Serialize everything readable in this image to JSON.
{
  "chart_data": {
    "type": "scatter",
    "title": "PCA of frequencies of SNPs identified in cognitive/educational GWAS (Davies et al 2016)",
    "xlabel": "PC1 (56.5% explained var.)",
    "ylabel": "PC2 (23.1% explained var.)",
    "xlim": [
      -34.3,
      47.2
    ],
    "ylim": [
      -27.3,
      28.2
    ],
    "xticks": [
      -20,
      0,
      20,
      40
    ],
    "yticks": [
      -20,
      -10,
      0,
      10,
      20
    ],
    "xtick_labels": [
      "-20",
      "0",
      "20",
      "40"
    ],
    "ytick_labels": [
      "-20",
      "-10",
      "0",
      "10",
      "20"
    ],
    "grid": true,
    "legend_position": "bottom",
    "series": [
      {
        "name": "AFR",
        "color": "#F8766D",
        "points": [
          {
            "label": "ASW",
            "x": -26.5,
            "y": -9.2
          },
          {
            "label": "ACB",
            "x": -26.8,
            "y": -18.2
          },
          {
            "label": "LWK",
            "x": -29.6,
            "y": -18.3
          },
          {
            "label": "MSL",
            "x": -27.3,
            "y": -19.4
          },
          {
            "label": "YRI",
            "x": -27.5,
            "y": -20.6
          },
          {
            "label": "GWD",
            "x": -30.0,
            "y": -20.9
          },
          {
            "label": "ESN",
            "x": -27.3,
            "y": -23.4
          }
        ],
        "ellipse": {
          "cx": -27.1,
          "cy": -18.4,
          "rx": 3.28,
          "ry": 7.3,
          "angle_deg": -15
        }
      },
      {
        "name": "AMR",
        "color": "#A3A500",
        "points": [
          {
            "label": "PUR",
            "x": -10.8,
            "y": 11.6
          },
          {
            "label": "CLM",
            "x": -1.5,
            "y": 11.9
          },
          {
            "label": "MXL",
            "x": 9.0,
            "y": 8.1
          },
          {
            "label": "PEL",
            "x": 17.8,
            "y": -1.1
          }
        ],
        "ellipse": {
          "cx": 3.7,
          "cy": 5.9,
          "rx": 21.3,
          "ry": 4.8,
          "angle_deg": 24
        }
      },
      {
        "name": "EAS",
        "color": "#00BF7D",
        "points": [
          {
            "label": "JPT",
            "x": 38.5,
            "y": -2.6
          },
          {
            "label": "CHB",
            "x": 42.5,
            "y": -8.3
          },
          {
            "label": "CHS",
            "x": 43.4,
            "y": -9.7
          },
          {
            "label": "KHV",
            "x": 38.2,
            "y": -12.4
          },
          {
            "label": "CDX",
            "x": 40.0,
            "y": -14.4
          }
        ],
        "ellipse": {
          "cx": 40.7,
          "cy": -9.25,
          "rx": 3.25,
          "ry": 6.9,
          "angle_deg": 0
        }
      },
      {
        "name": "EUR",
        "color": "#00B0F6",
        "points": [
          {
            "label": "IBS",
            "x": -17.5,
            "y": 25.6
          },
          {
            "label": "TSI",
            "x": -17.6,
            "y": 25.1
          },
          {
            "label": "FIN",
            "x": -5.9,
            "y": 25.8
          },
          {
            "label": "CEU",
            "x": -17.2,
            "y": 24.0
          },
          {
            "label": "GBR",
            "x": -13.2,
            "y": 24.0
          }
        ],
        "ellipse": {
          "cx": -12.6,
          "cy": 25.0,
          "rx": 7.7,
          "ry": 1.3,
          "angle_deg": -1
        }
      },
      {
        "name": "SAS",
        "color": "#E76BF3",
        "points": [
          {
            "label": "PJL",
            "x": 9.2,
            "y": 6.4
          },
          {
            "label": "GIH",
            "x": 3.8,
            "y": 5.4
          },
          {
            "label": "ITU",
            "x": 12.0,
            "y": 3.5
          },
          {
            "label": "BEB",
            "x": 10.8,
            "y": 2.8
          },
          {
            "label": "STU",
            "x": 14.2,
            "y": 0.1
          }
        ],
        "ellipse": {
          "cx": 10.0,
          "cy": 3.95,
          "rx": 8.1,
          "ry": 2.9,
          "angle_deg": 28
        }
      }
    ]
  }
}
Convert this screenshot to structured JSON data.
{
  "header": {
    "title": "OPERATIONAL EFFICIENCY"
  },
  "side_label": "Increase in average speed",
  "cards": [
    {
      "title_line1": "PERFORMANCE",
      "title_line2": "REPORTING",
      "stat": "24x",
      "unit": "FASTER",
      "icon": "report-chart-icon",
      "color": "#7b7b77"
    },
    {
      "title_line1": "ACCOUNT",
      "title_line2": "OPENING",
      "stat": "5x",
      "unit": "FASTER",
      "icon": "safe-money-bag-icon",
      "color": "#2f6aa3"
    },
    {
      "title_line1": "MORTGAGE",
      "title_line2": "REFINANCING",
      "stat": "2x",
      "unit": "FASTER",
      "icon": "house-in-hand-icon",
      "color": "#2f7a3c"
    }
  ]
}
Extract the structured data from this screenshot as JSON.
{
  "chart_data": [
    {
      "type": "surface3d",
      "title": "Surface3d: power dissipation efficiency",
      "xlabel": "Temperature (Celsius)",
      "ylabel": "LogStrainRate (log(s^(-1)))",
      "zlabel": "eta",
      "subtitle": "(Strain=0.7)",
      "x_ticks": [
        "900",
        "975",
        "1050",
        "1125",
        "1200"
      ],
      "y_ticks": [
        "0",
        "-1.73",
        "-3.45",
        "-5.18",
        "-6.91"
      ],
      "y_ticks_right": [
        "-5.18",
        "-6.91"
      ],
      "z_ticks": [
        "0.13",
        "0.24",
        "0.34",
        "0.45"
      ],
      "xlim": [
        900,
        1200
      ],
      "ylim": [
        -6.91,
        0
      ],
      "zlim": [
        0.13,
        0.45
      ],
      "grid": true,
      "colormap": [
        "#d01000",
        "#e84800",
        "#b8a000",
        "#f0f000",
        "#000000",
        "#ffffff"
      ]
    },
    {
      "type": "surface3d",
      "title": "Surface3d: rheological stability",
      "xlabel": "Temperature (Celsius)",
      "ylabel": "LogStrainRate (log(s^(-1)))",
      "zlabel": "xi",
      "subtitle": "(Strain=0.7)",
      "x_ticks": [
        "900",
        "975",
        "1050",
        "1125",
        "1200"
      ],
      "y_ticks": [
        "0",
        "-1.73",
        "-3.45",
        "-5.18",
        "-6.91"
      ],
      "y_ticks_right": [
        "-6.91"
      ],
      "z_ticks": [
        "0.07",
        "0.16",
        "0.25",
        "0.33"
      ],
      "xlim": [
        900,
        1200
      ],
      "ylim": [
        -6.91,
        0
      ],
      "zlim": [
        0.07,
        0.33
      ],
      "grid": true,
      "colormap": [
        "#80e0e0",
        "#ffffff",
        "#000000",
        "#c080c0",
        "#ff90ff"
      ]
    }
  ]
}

> **WHAT THE TASK ASKS**
Reproduce the listing shown above in its entirety, exactly.

> **SOLUTION**
Serialize everything readable in this image to JSON.
{
  "chart_data": {
    "type": "scatter",
    "title": "PCA of frequencies of SNPs identified in cognitive/educational GWAS (Davies et al 2016)",
    "xlabel": "PC1 (56.5% explained var.)",
    "ylabel": "PC2 (23.1% explained var.)",
    "xlim": [
      -34.3,
      47.2
    ],
    "ylim": [
      -27.3,
      28.2
    ],
    "xticks": [
      -20,
      0,
      20,
      40
    ],
    "yticks": [
      -20,
      -10,
      0,
      10,
      20
    ],
    "xtick_labels": [
      "-20",
      "0",
      "20",
      "40"
    ],
    "ytick_labels": [
      "-20",
      "-10",
      "0",
      "10",
      "20"
    ],
    "grid": true,
    "legend_position": "bottom",
    "series": [
      {
        "name": "AFR",
        "color": "#F8766D",
        "points": [
          {
            "label": "ASW",
            "x": -26.5,
            "y": -9.2
          },
          {
            "label": "ACB",
            "x": -26.8,
            "y": -18.2
          },
          {
            "label": "LWK",
            "x": -29.6,
            "y": -18.3
          },
          {
            "label": "MSL",
            "x": -27.3,
            "y": -19.4
          },
          {
            "label": "YRI",
            "x": -27.5,
            "y": -20.6
          },
          {
            "label": "GWD",
            "x": -30.0,
            "y": -20.9
          },
          {
            "label": "ESN",
            "x": -27.3,
            "y": -23.4
          }
        ],
        "ellipse": {
          "cx": -27.1,
          "cy": -18.4,
          "rx": 3.28,
          "ry": 7.3,
          "angle_deg": -15
        }
      },
      {
        "name": "AMR",
        "color": "#A3A500",
        "points": [
          {
            "label": "PUR",
            "x": -10.8,
            "y": 11.6
          },
          {
            "label": "CLM",
            "x": -1.5,
            "y": 11.9
          },
          {
            "label": "MXL",
            "x": 9.0,
            "y": 8.1
          },
          {
            "label": "PEL",
            "x": 17.8,
            "y": -1.1
          }
        ],
        "ellipse": {
          "cx": 3.7,
          "cy": 5.9,
          "rx": 21.3,
          "ry": 4.8,
          "angle_deg": 24
        }
      },
      {
        "name": "EAS",
        "color": "#00BF7D",
        "points": [
          {
            "label": "JPT",
            "x": 38.5,
            "y": -2.6
          },
          {
            "label": "CHB",
            "x": 42.5,
            "y": -8.3
          },
          {
            "label": "CHS",
            "x": 43.4,
            "y": -9.7
          },
          {
            "label": "KHV",
            "x": 38.2,
            "y": -12.4
          },
          {
            "label": "CDX",
            "x": 40.0,
            "y": -14.4
          }
        ],
        "ellipse": {
          "cx": 40.7,
          "cy": -9.25,
          "rx": 3.25,
          "ry": 6.9,
          "angle_deg": 0
        }
      },
      {
        "name": "EUR",
        "color": "#00B0F6",
        "points": [
          {
            "label": "IBS",
            "x": -17.5,
            "y": 25.6
          },
          {
            "label": "TSI",
            "x": -17.6,
            "y": 25.1
          },
          {
            "label": "FIN",
            "x": -5.9,
            "y": 25.8
          },
          {
            "label": "CEU",
            "x": -17.2,
            "y": 24.0
          },
          {
            "label": "GBR",
            "x": -13.2,
            "y": 24.0
          }
        ],
        "ellipse": {
          "cx": -12.6,
          "cy": 25.0,
          "rx": 7.7,
          "ry": 1.3,
          "angle_deg": -1
        }
      },
      {
        "name": "SAS",
        "color": "#E76BF3",
        "points": [
          {
            "label": "PJL",
            "x": 9.2,
            "y": 6.4
          },
          {
            "label": "GIH",
            "x": 3.8,
            "y": 5.4
          },
          {
            "label": "ITU",
            "x": 12.0,
            "y": 3.5
          },
          {
            "label": "BEB",
            "x": 10.8,
            "y": 2.8
          },
          {
            "label": "STU",
            "x": 14.2,
            "y": 0.1
          }
        ],
        "ellipse": {
          "cx": 10.0,
          "cy": 3.95,
          "rx": 8.1,
          "ry": 2.9,
          "angle_deg": 28
        }
      }
    ]
  }
}
Convert this screenshot to structured JSON data.
{
  "header": {
    "title": "OPERATIONAL EFFICIENCY"
  },
  "side_label": "Increase in average speed",
  "cards": [
    {
      "title_line1": "PERFORMANCE",
      "title_line2": "REPORTING",
      "stat": "24x",
      "unit": "FASTER",
      "icon": "report-chart-icon",
      "color": "#7b7b77"
    },
    {
      "title_line1": "ACCOUNT",
      "title_line2": "OPENING",
      "stat": "5x",
      "unit": "FASTER",
      "icon": "safe-money-bag-icon",
      "color": "#2f6aa3"
    },
    {
      "title_line1": "MORTGAGE",
      "title_line2": "REFINANCING",
      "stat": "2x",
      "unit": "FASTER",
      "icon": "house-in-hand-icon",
      "color": "#2f7a3c"
    }
  ]
}
Extract the structured data from this screenshot as JSON.
{
  "chart_data": [
    {
      "type": "surface3d",
      "title": "Surface3d: power dissipation efficiency",
      "xlabel": "Temperature (Celsius)",
      "ylabel": "LogStrainRate (log(s^(-1)))",
      "zlabel": "eta",
      "subtitle": "(Strain=0.7)",
      "x_ticks": [
        "900",
        "975",
        "1050",
        "1125",
        "1200"
      ],
      "y_ticks": [
        "0",
        "-1.73",
        "-3.45",
        "-5.18",
        "-6.91"
      ],
      "y_ticks_right": [
        "-5.18",
        "-6.91"
      ],
      "z_ticks": [
        "0.13",
        "0.24",
        "0.34",
        "0.45"
      ],
      "xlim": [
        900,
        1200
      ],
      "ylim": [
        -6.91,
        0
      ],
      "zlim": [
        0.13,
        0.45
      ],
      "grid": true,
      "colormap": [
        "#d01000",
        "#e84800",
        "#b8a000",
        "#f0f000",
        "#000000",
        "#ffffff"
      ]
    },
    {
      "type": "surface3d",
      "title": "Surface3d: rheological stability",
      "xlabel": "Temperature (Celsius)",
      "ylabel": "LogStrainRate (log(s^(-1)))",
      "zlabel": "xi",
      "subtitle": "(Strain=0.7)",
      "x_ticks": [
        "900",
        "975",
        "1050",
        "1125",
        "1200"
      ],
      "y_ticks": [
        "0",
        "-1.73",
        "-3.45",
        "-5.18",
        "-6.91"
      ],
      "y_ticks_right": [
        "-6.91"
      ],
      "z_ticks": [
        "0.07",
        "0.16",
        "0.25",
        "0.33"
      ],
      "xlim": [
        900,
        1200
      ],
      "ylim": [
        -6.91,
        0
      ],
      "zlim": [
        0.07,
        0.33
      ],
      "grid": true,
      "colormap": [
        "#80e0e0",
        "#ffffff",
        "#000000",
        "#c080c0",
        "#ff90ff"
      ]
    }
  ]
}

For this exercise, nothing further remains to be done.